Reproduce each line below character for character, omitting the picture.

(Lines of boxed layout items)
**********
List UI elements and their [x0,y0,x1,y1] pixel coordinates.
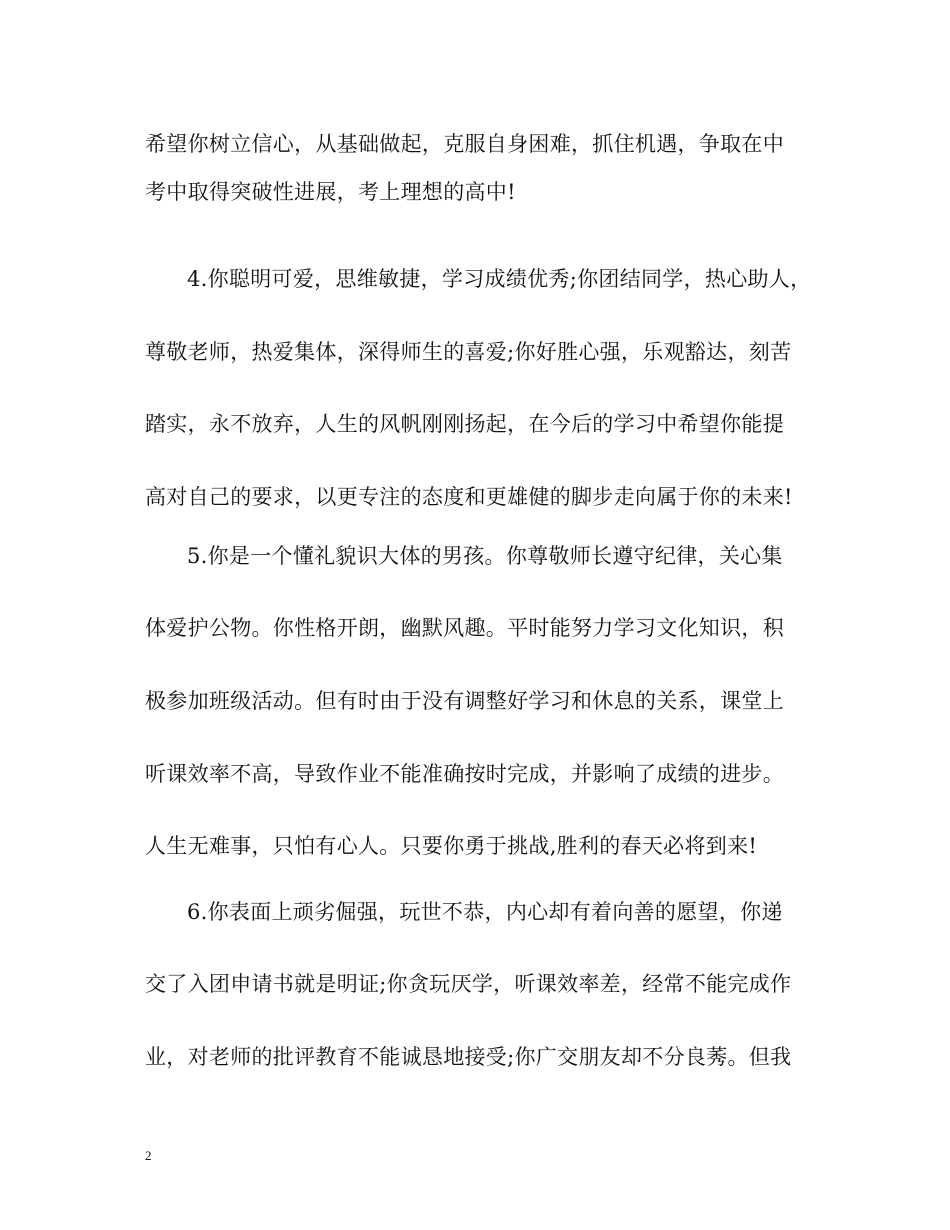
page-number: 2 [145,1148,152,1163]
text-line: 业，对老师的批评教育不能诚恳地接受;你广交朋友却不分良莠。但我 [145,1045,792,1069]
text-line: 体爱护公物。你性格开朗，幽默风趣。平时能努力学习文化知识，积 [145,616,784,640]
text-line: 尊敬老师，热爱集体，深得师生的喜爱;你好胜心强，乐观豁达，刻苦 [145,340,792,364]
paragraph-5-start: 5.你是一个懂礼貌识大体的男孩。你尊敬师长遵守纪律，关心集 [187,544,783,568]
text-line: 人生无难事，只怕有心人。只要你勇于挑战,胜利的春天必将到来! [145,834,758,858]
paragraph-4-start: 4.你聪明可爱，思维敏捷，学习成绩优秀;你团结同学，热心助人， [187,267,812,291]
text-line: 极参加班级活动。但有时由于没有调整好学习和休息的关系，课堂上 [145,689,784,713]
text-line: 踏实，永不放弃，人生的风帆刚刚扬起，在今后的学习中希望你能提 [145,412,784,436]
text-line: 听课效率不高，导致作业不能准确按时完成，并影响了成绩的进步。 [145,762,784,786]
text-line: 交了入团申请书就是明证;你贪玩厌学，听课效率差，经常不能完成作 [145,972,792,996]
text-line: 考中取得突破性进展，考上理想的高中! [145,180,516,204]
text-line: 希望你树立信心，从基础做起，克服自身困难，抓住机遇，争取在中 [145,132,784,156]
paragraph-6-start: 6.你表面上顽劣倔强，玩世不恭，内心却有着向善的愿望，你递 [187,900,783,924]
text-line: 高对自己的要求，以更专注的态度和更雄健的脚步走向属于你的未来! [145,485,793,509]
**********
[Result]
List UI elements and their [x0,y0,x1,y1] pixel coordinates.
page-number: 2 [145,1148,152,1163]
text-line: 业，对老师的批评教育不能诚恳地接受;你广交朋友却不分良莠。但我 [145,1045,792,1069]
text-line: 体爱护公物。你性格开朗，幽默风趣。平时能努力学习文化知识，积 [145,616,784,640]
text-line: 尊敬老师，热爱集体，深得师生的喜爱;你好胜心强，乐观豁达，刻苦 [145,340,792,364]
paragraph-5-start: 5.你是一个懂礼貌识大体的男孩。你尊敬师长遵守纪律，关心集 [187,544,783,568]
text-line: 人生无难事，只怕有心人。只要你勇于挑战,胜利的春天必将到来! [145,834,758,858]
paragraph-4-start: 4.你聪明可爱，思维敏捷，学习成绩优秀;你团结同学，热心助人， [187,267,812,291]
text-line: 极参加班级活动。但有时由于没有调整好学习和休息的关系，课堂上 [145,689,784,713]
text-line: 踏实，永不放弃，人生的风帆刚刚扬起，在今后的学习中希望你能提 [145,412,784,436]
text-line: 听课效率不高，导致作业不能准确按时完成，并影响了成绩的进步。 [145,762,784,786]
text-line: 交了入团申请书就是明证;你贪玩厌学，听课效率差，经常不能完成作 [145,972,792,996]
text-line: 考中取得突破性进展，考上理想的高中! [145,180,516,204]
text-line: 希望你树立信心，从基础做起，克服自身困难，抓住机遇，争取在中 [145,132,784,156]
paragraph-6-start: 6.你表面上顽劣倔强，玩世不恭，内心却有着向善的愿望，你递 [187,900,783,924]
text-line: 高对自己的要求，以更专注的态度和更雄健的脚步走向属于你的未来! [145,485,793,509]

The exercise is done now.